Data about app and page elements

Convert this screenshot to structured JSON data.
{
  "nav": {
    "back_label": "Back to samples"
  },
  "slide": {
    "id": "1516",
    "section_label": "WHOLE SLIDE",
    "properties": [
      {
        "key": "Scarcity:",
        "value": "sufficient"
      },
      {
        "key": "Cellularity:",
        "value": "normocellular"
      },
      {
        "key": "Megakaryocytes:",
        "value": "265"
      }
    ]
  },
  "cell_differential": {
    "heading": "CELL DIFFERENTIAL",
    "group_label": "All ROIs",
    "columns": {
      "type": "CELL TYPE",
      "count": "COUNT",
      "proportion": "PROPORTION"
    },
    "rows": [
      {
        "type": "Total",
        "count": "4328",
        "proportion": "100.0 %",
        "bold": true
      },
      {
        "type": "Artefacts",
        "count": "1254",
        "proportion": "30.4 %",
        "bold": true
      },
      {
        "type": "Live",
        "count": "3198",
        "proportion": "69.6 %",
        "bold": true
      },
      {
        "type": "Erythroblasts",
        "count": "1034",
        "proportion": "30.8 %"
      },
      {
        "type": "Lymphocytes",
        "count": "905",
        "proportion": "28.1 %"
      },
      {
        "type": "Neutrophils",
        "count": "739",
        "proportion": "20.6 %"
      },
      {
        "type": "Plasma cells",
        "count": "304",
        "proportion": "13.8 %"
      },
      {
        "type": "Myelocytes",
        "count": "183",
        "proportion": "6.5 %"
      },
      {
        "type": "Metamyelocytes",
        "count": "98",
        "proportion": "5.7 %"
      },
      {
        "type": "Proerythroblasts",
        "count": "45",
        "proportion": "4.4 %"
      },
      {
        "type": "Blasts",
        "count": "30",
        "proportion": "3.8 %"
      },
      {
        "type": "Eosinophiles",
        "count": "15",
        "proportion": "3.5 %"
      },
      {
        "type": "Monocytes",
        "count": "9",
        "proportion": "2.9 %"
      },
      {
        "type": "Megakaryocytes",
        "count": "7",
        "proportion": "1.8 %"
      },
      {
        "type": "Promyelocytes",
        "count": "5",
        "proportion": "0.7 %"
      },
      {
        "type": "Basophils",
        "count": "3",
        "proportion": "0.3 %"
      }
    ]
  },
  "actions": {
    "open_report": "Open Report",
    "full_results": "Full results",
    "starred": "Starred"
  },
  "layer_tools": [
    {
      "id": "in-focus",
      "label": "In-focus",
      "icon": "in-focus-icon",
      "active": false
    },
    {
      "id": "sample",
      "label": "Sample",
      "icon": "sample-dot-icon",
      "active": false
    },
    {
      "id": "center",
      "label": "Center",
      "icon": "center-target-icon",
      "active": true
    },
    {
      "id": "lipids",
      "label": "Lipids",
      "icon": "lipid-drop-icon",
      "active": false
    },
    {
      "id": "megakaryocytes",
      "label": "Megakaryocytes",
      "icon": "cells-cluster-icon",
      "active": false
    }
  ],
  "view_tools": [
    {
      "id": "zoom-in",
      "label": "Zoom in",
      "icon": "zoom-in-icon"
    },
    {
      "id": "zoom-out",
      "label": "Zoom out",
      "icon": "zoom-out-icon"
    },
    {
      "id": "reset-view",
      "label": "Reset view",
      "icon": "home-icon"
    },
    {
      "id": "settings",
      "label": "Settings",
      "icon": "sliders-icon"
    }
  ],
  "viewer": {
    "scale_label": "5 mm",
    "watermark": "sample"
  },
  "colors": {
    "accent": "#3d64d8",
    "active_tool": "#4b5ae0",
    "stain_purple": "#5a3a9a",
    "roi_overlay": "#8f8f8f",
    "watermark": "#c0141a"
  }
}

§ INSTRUCTIONS TO FOLLOW
Exactly as they are written, print the entries again.

§ RESULT OF THIS TASK
Convert this screenshot to structured JSON data.
{
  "nav": {
    "back_label": "Back to samples"
  },
  "slide": {
    "id": "1516",
    "section_label": "WHOLE SLIDE",
    "properties": [
      {
        "key": "Scarcity:",
        "value": "sufficient"
      },
      {
        "key": "Cellularity:",
        "value": "normocellular"
      },
      {
        "key": "Megakaryocytes:",
        "value": "265"
      }
    ]
  },
  "cell_differential": {
    "heading": "CELL DIFFERENTIAL",
    "group_label": "All ROIs",
    "columns": {
      "type": "CELL TYPE",
      "count": "COUNT",
      "proportion": "PROPORTION"
    },
    "rows": [
      {
        "type": "Total",
        "count": "4328",
        "proportion": "100.0 %",
        "bold": true
      },
      {
        "type": "Artefacts",
        "count": "1254",
        "proportion": "30.4 %",
        "bold": true
      },
      {
        "type": "Live",
        "count": "3198",
        "proportion": "69.6 %",
        "bold": true
      },
      {
        "type": "Erythroblasts",
        "count": "1034",
        "proportion": "30.8 %"
      },
      {
        "type": "Lymphocytes",
        "count": "905",
        "proportion": "28.1 %"
      },
      {
        "type": "Neutrophils",
        "count": "739",
        "proportion": "20.6 %"
      },
      {
        "type": "Plasma cells",
        "count": "304",
        "proportion": "13.8 %"
      },
      {
        "type": "Myelocytes",
        "count": "183",
        "proportion": "6.5 %"
      },
      {
        "type": "Metamyelocytes",
        "count": "98",
        "proportion": "5.7 %"
      },
      {
        "type": "Proerythroblasts",
        "count": "45",
        "proportion": "4.4 %"
      },
      {
        "type": "Blasts",
        "count": "30",
        "proportion": "3.8 %"
      },
      {
        "type": "Eosinophiles",
        "count": "15",
        "proportion": "3.5 %"
      },
      {
        "type": "Monocytes",
        "count": "9",
        "proportion": "2.9 %"
      },
      {
        "type": "Megakaryocytes",
        "count": "7",
        "proportion": "1.8 %"
      },
      {
        "type": "Promyelocytes",
        "count": "5",
        "proportion": "0.7 %"
      },
      {
        "type": "Basophils",
        "count": "3",
        "proportion": "0.3 %"
      }
    ]
  },
  "actions": {
    "open_report": "Open Report",
    "full_results": "Full results",
    "starred": "Starred"
  },
  "layer_tools": [
    {
      "id": "in-focus",
      "label": "In-focus",
      "icon": "in-focus-icon",
      "active": false
    },
    {
      "id": "sample",
      "label": "Sample",
      "icon": "sample-dot-icon",
      "active": false
    },
    {
      "id": "center",
      "label": "Center",
      "icon": "center-target-icon",
      "active": true
    },
    {
      "id": "lipids",
      "label": "Lipids",
      "icon": "lipid-drop-icon",
      "active": false
    },
    {
      "id": "megakaryocytes",
      "label": "Megakaryocytes",
      "icon": "cells-cluster-icon",
      "active": false
    }
  ],
  "view_tools": [
    {
      "id": "zoom-in",
      "label": "Zoom in",
      "icon": "zoom-in-icon"
    },
    {
      "id": "zoom-out",
      "label": "Zoom out",
      "icon": "zoom-out-icon"
    },
    {
      "id": "reset-view",
      "label": "Reset view",
      "icon": "home-icon"
    },
    {
      "id": "settings",
      "label": "Settings",
      "icon": "sliders-icon"
    }
  ],
  "viewer": {
    "scale_label": "5 mm",
    "watermark": "sample"
  },
  "colors": {
    "accent": "#3d64d8",
    "active_tool": "#4b5ae0",
    "stain_purple": "#5a3a9a",
    "roi_overlay": "#8f8f8f",
    "watermark": "#c0141a"
  }
}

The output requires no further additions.